Besides the above-mentioned experience at Hofwyl-Broadfield Plantation Historic Site, the tour guide said not a single word about the institution of slavery or the slaves who worked the nearby rice fields. Such a state of affairs is certainly discouraging since many plantations continue to outright refuse, even when asked, to engage slavery. During our first tour in 2015, we visited the Alexander H. Stephens State Historic Site in Georgia. Here, the tour guide continuously referred to the slaves as servants, because they were like family to Stephens.[3] At Latta Plantation, near Charlotte, North Carolina, during our 2016 tour, students inquired toward the end of the tour about the slaves who had worked on the plantations, since the tour guide had not mentioned anything on the subject. The tour guide asked the students to wait until the African-American family, who had been on the tour, left, at which point, he answered in vague and circumscribed terms.

While morally and ethically unacceptable in today’s world, the refusal to talk about slavery offers a great teaching opportunity. A central avenue for addressing slavery’s presentation at such sites is in seeking to understand the role of stakeholders. Public history, as a field, prides itself on listening to stakeholders and their desires when putting together exhibits.[4] However, what happens when your stakeholders at the time of creation were the United Daughters of the Confederacy (as in the case of the Alexander Stephens home), or when you have an overwhelmingly white, potentially neo-Confederate audience? How can historians balance historic accuracy and stakeholders’ desires?

*****

Stated exercise 1: In the passage on plantation tours, what term did the guide at the Alexander H. Stephens State Historic Site use for the slaves?

*****

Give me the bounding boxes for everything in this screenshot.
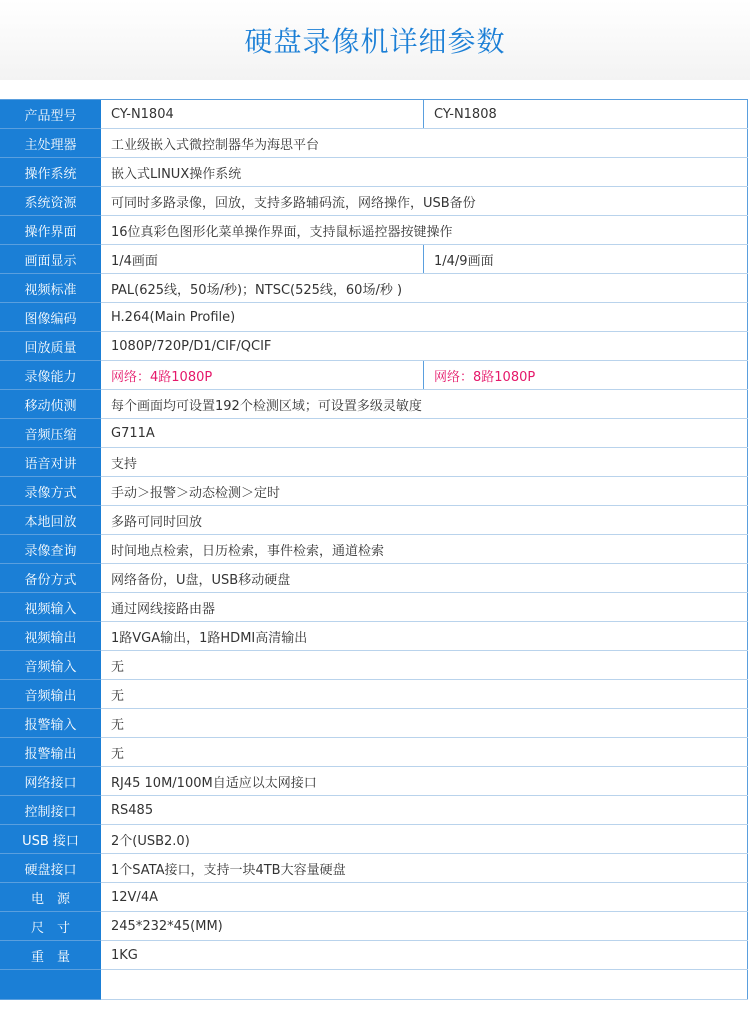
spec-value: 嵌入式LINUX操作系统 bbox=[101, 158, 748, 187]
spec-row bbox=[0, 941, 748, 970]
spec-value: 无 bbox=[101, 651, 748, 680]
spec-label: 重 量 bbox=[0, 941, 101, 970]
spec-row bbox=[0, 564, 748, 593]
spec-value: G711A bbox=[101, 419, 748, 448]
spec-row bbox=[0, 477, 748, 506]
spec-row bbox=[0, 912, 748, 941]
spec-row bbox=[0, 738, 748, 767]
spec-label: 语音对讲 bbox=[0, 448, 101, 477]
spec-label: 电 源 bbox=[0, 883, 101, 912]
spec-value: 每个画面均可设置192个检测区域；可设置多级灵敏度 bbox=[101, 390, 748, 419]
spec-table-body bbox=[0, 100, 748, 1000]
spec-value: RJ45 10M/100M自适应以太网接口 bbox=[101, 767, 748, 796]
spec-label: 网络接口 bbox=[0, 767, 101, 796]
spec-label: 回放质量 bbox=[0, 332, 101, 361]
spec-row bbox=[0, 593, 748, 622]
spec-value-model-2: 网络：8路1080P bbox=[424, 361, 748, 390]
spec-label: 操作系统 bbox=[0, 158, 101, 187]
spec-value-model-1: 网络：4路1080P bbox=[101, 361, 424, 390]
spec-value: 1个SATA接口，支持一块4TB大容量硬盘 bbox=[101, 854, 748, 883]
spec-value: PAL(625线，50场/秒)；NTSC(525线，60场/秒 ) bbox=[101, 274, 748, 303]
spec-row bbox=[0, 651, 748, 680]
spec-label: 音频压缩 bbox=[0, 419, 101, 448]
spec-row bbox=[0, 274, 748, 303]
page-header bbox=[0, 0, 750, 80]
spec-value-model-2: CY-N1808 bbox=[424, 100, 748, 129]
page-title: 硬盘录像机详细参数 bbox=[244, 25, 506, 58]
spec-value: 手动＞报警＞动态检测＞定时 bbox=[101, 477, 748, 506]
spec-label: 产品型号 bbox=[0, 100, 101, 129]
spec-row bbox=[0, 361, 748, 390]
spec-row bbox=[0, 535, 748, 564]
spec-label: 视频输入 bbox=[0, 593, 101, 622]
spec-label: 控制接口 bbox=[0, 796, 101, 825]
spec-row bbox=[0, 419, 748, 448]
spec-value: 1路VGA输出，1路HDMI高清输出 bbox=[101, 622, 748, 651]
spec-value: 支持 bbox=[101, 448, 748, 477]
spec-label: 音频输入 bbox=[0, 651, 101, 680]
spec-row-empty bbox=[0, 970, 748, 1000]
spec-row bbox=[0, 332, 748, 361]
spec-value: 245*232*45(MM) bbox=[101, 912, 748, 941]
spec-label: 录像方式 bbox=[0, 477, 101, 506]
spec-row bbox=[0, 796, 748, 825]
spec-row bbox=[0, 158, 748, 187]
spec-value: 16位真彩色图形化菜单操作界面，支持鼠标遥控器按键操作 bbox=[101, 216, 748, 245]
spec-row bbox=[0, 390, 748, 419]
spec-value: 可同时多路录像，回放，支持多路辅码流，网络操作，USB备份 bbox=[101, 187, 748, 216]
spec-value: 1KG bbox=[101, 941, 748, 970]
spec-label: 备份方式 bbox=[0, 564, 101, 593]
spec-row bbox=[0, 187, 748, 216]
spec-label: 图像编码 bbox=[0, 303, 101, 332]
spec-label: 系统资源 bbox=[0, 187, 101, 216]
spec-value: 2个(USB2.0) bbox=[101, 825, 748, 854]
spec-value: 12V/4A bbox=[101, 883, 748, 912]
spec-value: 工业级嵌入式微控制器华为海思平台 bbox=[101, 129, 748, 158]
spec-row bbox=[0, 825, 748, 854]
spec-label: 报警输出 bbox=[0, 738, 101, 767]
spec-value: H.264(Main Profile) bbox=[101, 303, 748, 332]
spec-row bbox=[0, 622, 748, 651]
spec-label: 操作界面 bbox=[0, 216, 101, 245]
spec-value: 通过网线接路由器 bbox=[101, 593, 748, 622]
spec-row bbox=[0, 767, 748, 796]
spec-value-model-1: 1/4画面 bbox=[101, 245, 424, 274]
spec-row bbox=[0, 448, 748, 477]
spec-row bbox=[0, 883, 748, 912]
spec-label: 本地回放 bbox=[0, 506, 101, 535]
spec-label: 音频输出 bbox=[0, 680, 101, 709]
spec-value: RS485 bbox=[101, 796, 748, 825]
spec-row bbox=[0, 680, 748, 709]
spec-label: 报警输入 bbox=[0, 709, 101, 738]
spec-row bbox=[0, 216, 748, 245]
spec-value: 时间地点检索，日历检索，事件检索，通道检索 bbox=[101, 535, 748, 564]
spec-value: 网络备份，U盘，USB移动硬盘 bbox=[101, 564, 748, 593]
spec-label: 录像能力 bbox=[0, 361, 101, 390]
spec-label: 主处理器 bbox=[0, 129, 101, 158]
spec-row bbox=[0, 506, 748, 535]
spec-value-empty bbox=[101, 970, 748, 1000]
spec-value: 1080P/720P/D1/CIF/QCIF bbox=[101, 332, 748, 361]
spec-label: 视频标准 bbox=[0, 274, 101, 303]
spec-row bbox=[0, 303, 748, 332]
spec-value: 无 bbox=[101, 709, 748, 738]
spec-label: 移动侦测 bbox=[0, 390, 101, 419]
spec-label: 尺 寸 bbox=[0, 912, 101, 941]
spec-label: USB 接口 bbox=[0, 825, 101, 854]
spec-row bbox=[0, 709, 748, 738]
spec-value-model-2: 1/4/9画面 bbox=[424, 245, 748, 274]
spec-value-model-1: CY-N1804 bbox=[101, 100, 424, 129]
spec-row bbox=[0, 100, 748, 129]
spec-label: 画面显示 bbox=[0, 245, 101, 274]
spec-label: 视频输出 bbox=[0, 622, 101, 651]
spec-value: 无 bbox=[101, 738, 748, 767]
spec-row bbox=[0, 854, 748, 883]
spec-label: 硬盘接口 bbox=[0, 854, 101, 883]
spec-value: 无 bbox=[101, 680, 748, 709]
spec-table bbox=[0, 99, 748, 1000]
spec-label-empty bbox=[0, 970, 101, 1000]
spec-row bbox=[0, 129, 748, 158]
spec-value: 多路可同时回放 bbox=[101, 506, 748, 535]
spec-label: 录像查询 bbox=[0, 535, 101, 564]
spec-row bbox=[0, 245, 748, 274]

*****

Stated exercise 2: Put the record lines from the one holding "spec-value: 嵌入式LINUX操作系统 bbox=[101, 158, 748, 187]" through the one holding "spec-label: 控制接口 bbox=[0, 796, 101, 825]", inclusive, into a JSON list of strings with one string per line, leaving out blank lines.

Correct output 1: Servants.

Correct output 2:
[
  "spec-value: 嵌入式LINUX操作系统 bbox=[101, 158, 748, 187]",
  "spec-row bbox=[0, 941, 748, 970]",
  "spec-value: 无 bbox=[101, 651, 748, 680]",
  "spec-label: 重 量 bbox=[0, 941, 101, 970]",
  "spec-row bbox=[0, 564, 748, 593]",
  "spec-value: G711A bbox=[101, 419, 748, 448]",
  "spec-row bbox=[0, 477, 748, 506]",
  "spec-row bbox=[0, 912, 748, 941]",
  "spec-row bbox=[0, 738, 748, 767]",
  "spec-label: 语音对讲 bbox=[0, 448, 101, 477]",
  "spec-label: 电 源 bbox=[0, 883, 101, 912]",
  "spec-value: 每个画面均可设置192个检测区域；可设置多级灵敏度 bbox=[101, 390, 748, 419]",
  "spec-table-body bbox=[0, 100, 748, 1000]",
  "spec-value: RJ45 10M/100M自适应以太网接口 bbox=[101, 767, 748, 796]",
  "spec-label: 网络接口 bbox=[0, 767, 101, 796]",
  "spec-label: 回放质量 bbox=[0, 332, 101, 361]",
  "spec-row bbox=[0, 593, 748, 622]",
  "spec-value-model-2: 网络：8路1080P bbox=[424, 361, 748, 390]",
  "spec-label: 操作系统 bbox=[0, 158, 101, 187]",
  "spec-value-model-1: 网络：4路1080P bbox=[101, 361, 424, 390]",
  "spec-value: 1个SATA接口，支持一块4TB大容量硬盘 bbox=[101, 854, 748, 883]",
  "spec-value: PAL(625线，50场/秒)；NTSC(525线，60场/秒 ) bbox=[101, 274, 748, 303]",
  "spec-row bbox=[0, 651, 748, 680]",
  "spec-label: 音频压缩 bbox=[0, 419, 101, 448]",
  "spec-row bbox=[0, 274, 748, 303]",
  "page-header bbox=[0, 0, 750, 80]",
  "spec-value-model-2: CY-N1808 bbox=[424, 100, 748, 129]",
  "page-title: 硬盘录像机详细参数 bbox=[244, 25, 506, 58]",
  "spec-value: 手动＞报警＞动态检测＞定时 bbox=[101, 477, 748, 506]",
  "spec-label: 产品型号 bbox=[0, 100, 101, 129]",
  "spec-row bbox=[0, 361, 748, 390]",
  "spec-row bbox=[0, 535, 748, 564]",
  "spec-label: 视频输入 bbox=[0, 593, 101, 622]",
  "spec-label: 控制接口 bbox=[0, 796, 101, 825]"
]